#### PROBLEM TO WORK ON
From the entries below, list each line with "Received".

#### DATASET
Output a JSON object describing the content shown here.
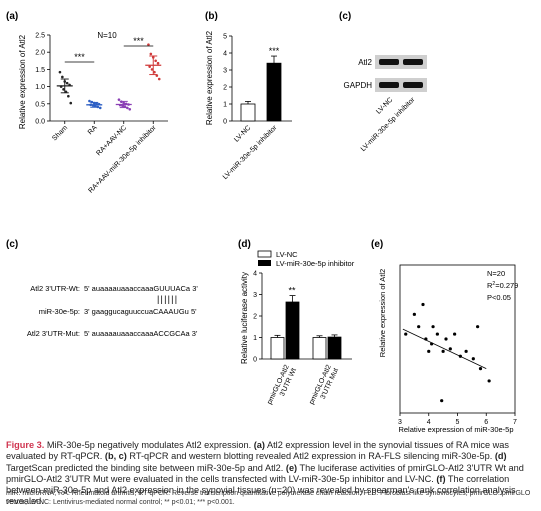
{
  "panels": {
    "a": {
      "label": "(a)",
      "chart_data": {
        "type": "scatter",
        "note": "N=10",
        "categories": [
          "Sham",
          "RA",
          "RA+AAV-NC",
          "RA+AAV-miR-30e-5p inhibitor"
        ],
        "ylabel": "Relative expression of Atl2",
        "ylim": [
          0,
          2.5
        ],
        "yticks": [
          "0.0",
          "0.5",
          "1.0",
          "1.5",
          "2.0",
          "2.5"
        ],
        "means": [
          1.02,
          0.47,
          0.48,
          1.62
        ],
        "errors": [
          0.2,
          0.07,
          0.09,
          0.27
        ],
        "colors": [
          "#222222",
          "#2d5fc4",
          "#8b3fb5",
          "#d03a3a"
        ],
        "points": [
          [
            1.42,
            1.28,
            1.15,
            1.1,
            1.05,
            1.0,
            0.92,
            0.85,
            0.72,
            0.52
          ],
          [
            0.58,
            0.55,
            0.52,
            0.5,
            0.49,
            0.47,
            0.45,
            0.43,
            0.41,
            0.38
          ],
          [
            0.62,
            0.56,
            0.52,
            0.5,
            0.48,
            0.46,
            0.44,
            0.42,
            0.38,
            0.34
          ],
          [
            2.22,
            1.95,
            1.85,
            1.75,
            1.68,
            1.58,
            1.5,
            1.42,
            1.32,
            1.22
          ]
        ],
        "significance": [
          {
            "from": 0,
            "to": 1,
            "label": "***"
          },
          {
            "from": 2,
            "to": 3,
            "label": "***"
          }
        ]
      }
    },
    "b": {
      "label": "(b)",
      "chart_data": {
        "type": "bar",
        "categories": [
          "LV-NC",
          "LV-miR-30e-5p inhibitor"
        ],
        "values": [
          1.0,
          3.4
        ],
        "errors": [
          0.15,
          0.42
        ],
        "ylabel": "Relative expression of Atl2",
        "ylim": [
          0,
          5
        ],
        "yticks": [
          "0",
          "1",
          "2",
          "3",
          "4",
          "5"
        ],
        "fill": [
          "#ffffff",
          "#000000"
        ],
        "significance": "***"
      }
    },
    "c_blot": {
      "label": "(c)",
      "bands": [
        "Atl2",
        "GAPDH"
      ],
      "lanes": [
        "LV-NC",
        "LV-miR-30e-5p inhibitor"
      ]
    },
    "c_seq": {
      "label": "(c)",
      "rows": [
        {
          "name": "Atl2 3'UTR-Wt:",
          "prefix": "5' auaaaauaaaccaaa",
          "core": "GUUUACa",
          "suffix": " 3'"
        },
        {
          "name": "miR-30e-5p:",
          "prefix": "3' gaaggucaguuccua",
          "core": "CAAAUGu",
          "suffix": " 5'"
        },
        {
          "name": "Atl2 3'UTR-Mut:",
          "prefix": "5' auaaaauaaaccaaa",
          "core": "ACCGCAa",
          "suffix": " 3'"
        }
      ],
      "pairs": "||||||"
    },
    "d": {
      "label": "(d)",
      "chart_data": {
        "type": "bar",
        "legend": [
          "LV-NC",
          "LV-miR-30e-5p inhibitor"
        ],
        "categories": [
          "pmirGLO-Atl2 3'UTR Wt",
          "pmirGLO-Atl2 3'UTR Mut"
        ],
        "series": [
          {
            "name": "LV-NC",
            "values": [
              1.0,
              1.0
            ],
            "errors": [
              0.1,
              0.08
            ]
          },
          {
            "name": "LV-miR-30e-5p inhibitor",
            "values": [
              2.65,
              1.02
            ],
            "errors": [
              0.3,
              0.1
            ]
          }
        ],
        "ylabel": "Relative luciferase activity",
        "ylim": [
          0,
          4
        ],
        "yticks": [
          "0",
          "1",
          "2",
          "3",
          "4"
        ],
        "significance": "**"
      }
    },
    "e": {
      "label": "(e)",
      "chart_data": {
        "type": "scatter",
        "xlabel": "Relative expression of miR-30e-5p",
        "ylabel": "Relative expression of Atl2",
        "xlim": [
          3,
          7
        ],
        "ylim": [
          0.2,
          0.8
        ],
        "xticks": [
          "3",
          "4",
          "5",
          "6",
          "7"
        ],
        "annot_n": "N=20",
        "annot_r2": "R",
        "annot_r2_sup": "2",
        "annot_r2_val": "=0.279",
        "annot_p": "P<0.05",
        "fit": {
          "x": [
            3.1,
            6.0
          ],
          "y": [
            0.54,
            0.38
          ]
        },
        "points": [
          {
            "x": 3.2,
            "y": 0.52
          },
          {
            "x": 3.5,
            "y": 0.6
          },
          {
            "x": 3.65,
            "y": 0.55
          },
          {
            "x": 3.8,
            "y": 0.64
          },
          {
            "x": 3.9,
            "y": 0.5
          },
          {
            "x": 4.0,
            "y": 0.45
          },
          {
            "x": 4.1,
            "y": 0.48
          },
          {
            "x": 4.15,
            "y": 0.55
          },
          {
            "x": 4.3,
            "y": 0.52
          },
          {
            "x": 4.45,
            "y": 0.25
          },
          {
            "x": 4.5,
            "y": 0.45
          },
          {
            "x": 4.6,
            "y": 0.5
          },
          {
            "x": 4.75,
            "y": 0.46
          },
          {
            "x": 4.9,
            "y": 0.52
          },
          {
            "x": 5.1,
            "y": 0.43
          },
          {
            "x": 5.3,
            "y": 0.45
          },
          {
            "x": 5.55,
            "y": 0.42
          },
          {
            "x": 5.7,
            "y": 0.55
          },
          {
            "x": 5.8,
            "y": 0.38
          },
          {
            "x": 6.1,
            "y": 0.33
          }
        ]
      }
    }
  },
  "caption": {
    "fig": "Figure 3.",
    "title": " MiR-30e-5p negatively modulates Atl2 expression. ",
    "a": "(a)",
    "a_text": " Atl2 expression level in the synovial tissues of RA mice was evaluated by RT-qPCR. ",
    "bc": "(b, c)",
    "bc_text": " RT-qPCR and western blotting revealed Atl2 expression in RA-FLS silencing miR-30e-5p. ",
    "d": "(d)",
    "d_text": " TargetScan predicted the binding site between miR-30e-5p and Atl2. ",
    "e": "(e)",
    "e_text": " The luciferase activities of pmirGLO-Atl2 3'UTR Wt and pmirGLO-Atl2 3'UTR Mut were evaluated in the cells transfected with LV-miR-30e-5p inhibitor and LV-NC. ",
    "f": "(f)",
    "f_text": " The correlation between miR-30e-5p and Atl2 expression in the synovial tissues (n=20) was revealed by spearman's rank correlation analysis revealed.",
    "footnote": "miR: microRNA; RA: Rheumatoid arthritis; RT-qPCR: Reverse transcription quantitative polymerase chain reaction; FLS: Fibroblast-like synoviocytes; pmirGLO: pmirGLO vector; LV-NC: Lentivirus-mediated normal control; ** p<0.01; *** p<0.001."
  }
}
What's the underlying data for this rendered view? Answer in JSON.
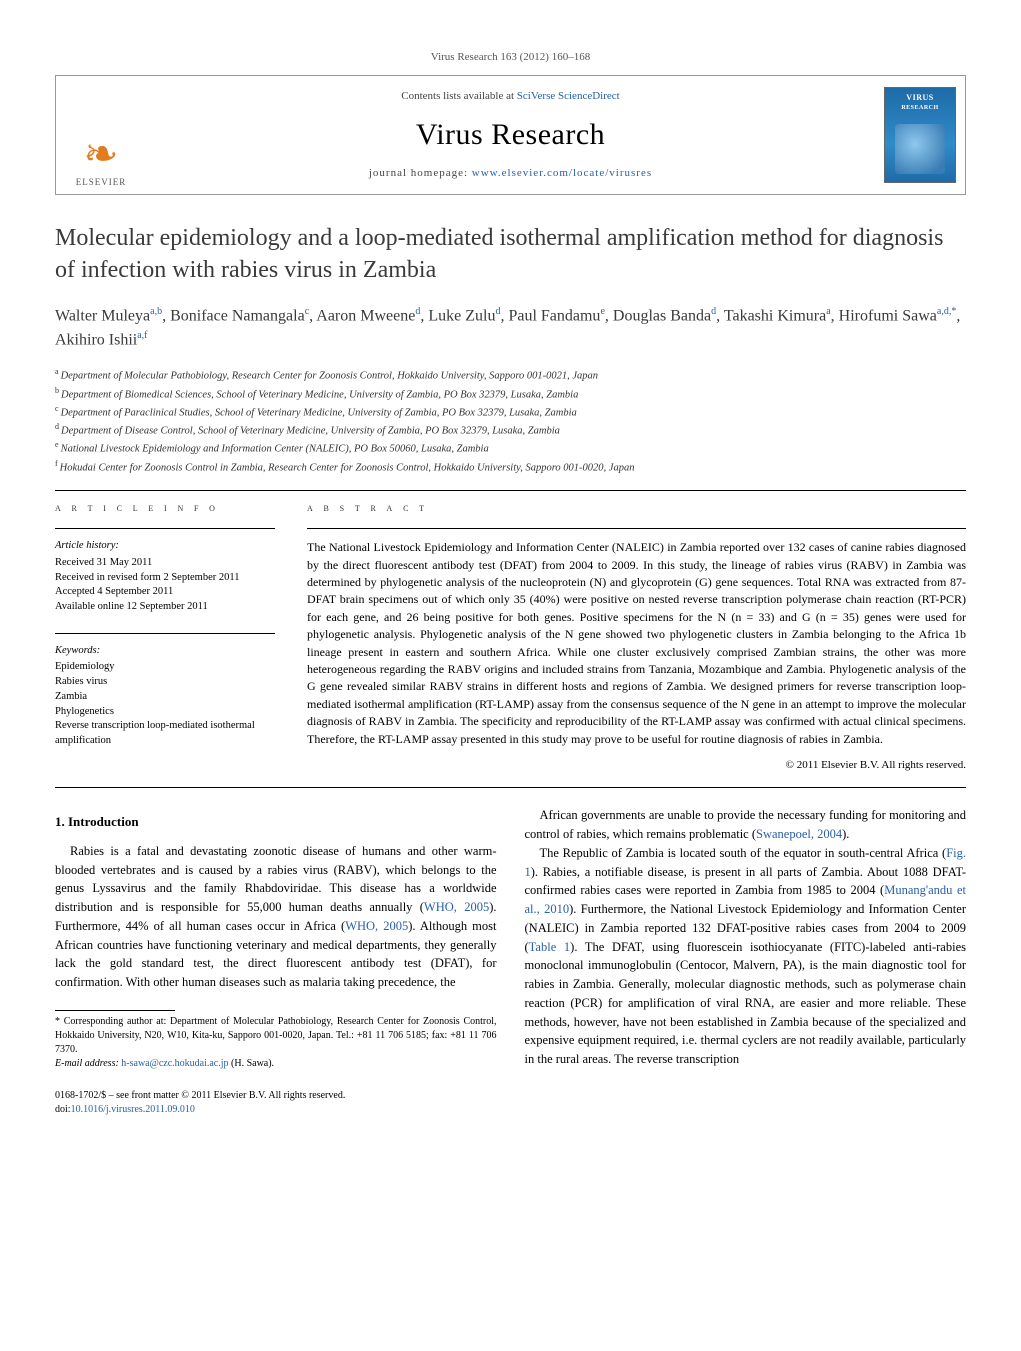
{
  "header": {
    "citation": "Virus Research 163 (2012) 160–168"
  },
  "masthead": {
    "contents_prefix": "Contents lists available at ",
    "contents_link": "SciVerse ScienceDirect",
    "journal": "Virus Research",
    "homepage_prefix": "journal homepage: ",
    "homepage_url": "www.elsevier.com/locate/virusres",
    "publisher_name": "ELSEVIER",
    "cover_label": "VIRUS",
    "cover_sublabel": "RESEARCH"
  },
  "article": {
    "title": "Molecular epidemiology and a loop-mediated isothermal amplification method for diagnosis of infection with rabies virus in Zambia",
    "authors_html_parts": [
      {
        "name": "Walter Muleya",
        "sup": "a,b"
      },
      {
        "name": "Boniface Namangala",
        "sup": "c"
      },
      {
        "name": "Aaron Mweene",
        "sup": "d"
      },
      {
        "name": "Luke Zulu",
        "sup": "d"
      },
      {
        "name": "Paul Fandamu",
        "sup": "e"
      },
      {
        "name": "Douglas Banda",
        "sup": "d"
      },
      {
        "name": "Takashi Kimura",
        "sup": "a"
      },
      {
        "name": "Hirofumi Sawa",
        "sup": "a,d,*"
      },
      {
        "name": "Akihiro Ishii",
        "sup": "a,f"
      }
    ],
    "affiliations": [
      {
        "sup": "a",
        "text": "Department of Molecular Pathobiology, Research Center for Zoonosis Control, Hokkaido University, Sapporo 001-0021, Japan"
      },
      {
        "sup": "b",
        "text": "Department of Biomedical Sciences, School of Veterinary Medicine, University of Zambia, PO Box 32379, Lusaka, Zambia"
      },
      {
        "sup": "c",
        "text": "Department of Paraclinical Studies, School of Veterinary Medicine, University of Zambia, PO Box 32379, Lusaka, Zambia"
      },
      {
        "sup": "d",
        "text": "Department of Disease Control, School of Veterinary Medicine, University of Zambia, PO Box 32379, Lusaka, Zambia"
      },
      {
        "sup": "e",
        "text": "National Livestock Epidemiology and Information Center (NALEIC), PO Box 50060, Lusaka, Zambia"
      },
      {
        "sup": "f",
        "text": "Hokudai Center for Zoonosis Control in Zambia, Research Center for Zoonosis Control, Hokkaido University, Sapporo 001-0020, Japan"
      }
    ]
  },
  "article_info": {
    "label": "a r t i c l e   i n f o",
    "history_hd": "Article history:",
    "history": [
      "Received 31 May 2011",
      "Received in revised form 2 September 2011",
      "Accepted 4 September 2011",
      "Available online 12 September 2011"
    ],
    "keywords_hd": "Keywords:",
    "keywords": [
      "Epidemiology",
      "Rabies virus",
      "Zambia",
      "Phylogenetics",
      "Reverse transcription loop-mediated isothermal amplification"
    ]
  },
  "abstract": {
    "label": "a b s t r a c t",
    "text": "The National Livestock Epidemiology and Information Center (NALEIC) in Zambia reported over 132 cases of canine rabies diagnosed by the direct fluorescent antibody test (DFAT) from 2004 to 2009. In this study, the lineage of rabies virus (RABV) in Zambia was determined by phylogenetic analysis of the nucleoprotein (N) and glycoprotein (G) gene sequences. Total RNA was extracted from 87-DFAT brain specimens out of which only 35 (40%) were positive on nested reverse transcription polymerase chain reaction (RT-PCR) for each gene, and 26 being positive for both genes. Positive specimens for the N (n = 33) and G (n = 35) genes were used for phylogenetic analysis. Phylogenetic analysis of the N gene showed two phylogenetic clusters in Zambia belonging to the Africa 1b lineage present in eastern and southern Africa. While one cluster exclusively comprised Zambian strains, the other was more heterogeneous regarding the RABV origins and included strains from Tanzania, Mozambique and Zambia. Phylogenetic analysis of the G gene revealed similar RABV strains in different hosts and regions of Zambia. We designed primers for reverse transcription loop-mediated isothermal amplification (RT-LAMP) assay from the consensus sequence of the N gene in an attempt to improve the molecular diagnosis of RABV in Zambia. The specificity and reproducibility of the RT-LAMP assay was confirmed with actual clinical specimens. Therefore, the RT-LAMP assay presented in this study may prove to be useful for routine diagnosis of rabies in Zambia.",
    "copyright": "© 2011 Elsevier B.V. All rights reserved."
  },
  "body": {
    "intro_heading": "1. Introduction",
    "para1_pre": "Rabies is a fatal and devastating zoonotic disease of humans and other warm-blooded vertebrates and is caused by a rabies virus (RABV), which belongs to the genus Lyssavirus and the family Rhabdoviridae. This disease has a worldwide distribution and is responsible for 55,000 human deaths annually (",
    "cite1": "WHO, 2005",
    "para1_mid": "). Furthermore, 44% of all human cases occur in Africa (",
    "cite2": "WHO, 2005",
    "para1_post": "). Although most African countries have functioning veterinary and medical departments, they generally lack the gold standard test, the direct fluorescent antibody test (DFAT), for confirmation. With other human diseases such as malaria taking precedence, the",
    "para2_pre": "African governments are unable to provide the necessary funding for monitoring and control of rabies, which remains problematic (",
    "cite3": "Swanepoel, 2004",
    "para2_post": ").",
    "para3_pre": "The Republic of Zambia is located south of the equator in south-central Africa (",
    "cite4": "Fig. 1",
    "para3_mid1": "). Rabies, a notifiable disease, is present in all parts of Zambia. About 1088 DFAT-confirmed rabies cases were reported in Zambia from 1985 to 2004 (",
    "cite5": "Munang'andu et al., 2010",
    "para3_mid2": "). Furthermore, the National Livestock Epidemiology and Information Center (NALEIC) in Zambia reported 132 DFAT-positive rabies cases from 2004 to 2009 (",
    "cite6": "Table 1",
    "para3_post": "). The DFAT, using fluorescein isothiocyanate (FITC)-labeled anti-rabies monoclonal immunoglobulin (Centocor, Malvern, PA), is the main diagnostic tool for rabies in Zambia. Generally, molecular diagnostic methods, such as polymerase chain reaction (PCR) for amplification of viral RNA, are easier and more reliable. These methods, however, have not been established in Zambia because of the specialized and expensive equipment required, i.e. thermal cyclers are not readily available, particularly in the rural areas. The reverse transcription"
  },
  "footnotes": {
    "corr_label": "* ",
    "corr_text": "Corresponding author at: Department of Molecular Pathobiology, Research Center for Zoonosis Control, Hokkaido University, N20, W10, Kita-ku, Sapporo 001-0020, Japan. Tel.: +81 11 706 5185; fax: +81 11 706 7370.",
    "email_label": "E-mail address: ",
    "email": "h-sawa@czc.hokudai.ac.jp",
    "email_suffix": " (H. Sawa)."
  },
  "bottom": {
    "line1": "0168-1702/$ – see front matter © 2011 Elsevier B.V. All rights reserved.",
    "doi_prefix": "doi:",
    "doi": "10.1016/j.virusres.2011.09.010"
  },
  "colors": {
    "link": "#2860a8",
    "elsevier": "#e37b1f",
    "text": "#000000",
    "muted": "#555555"
  }
}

#### RESPONSE TO THIS TASK
      "Received 31 May 2011",
      "Received in revised form 2 September 2011",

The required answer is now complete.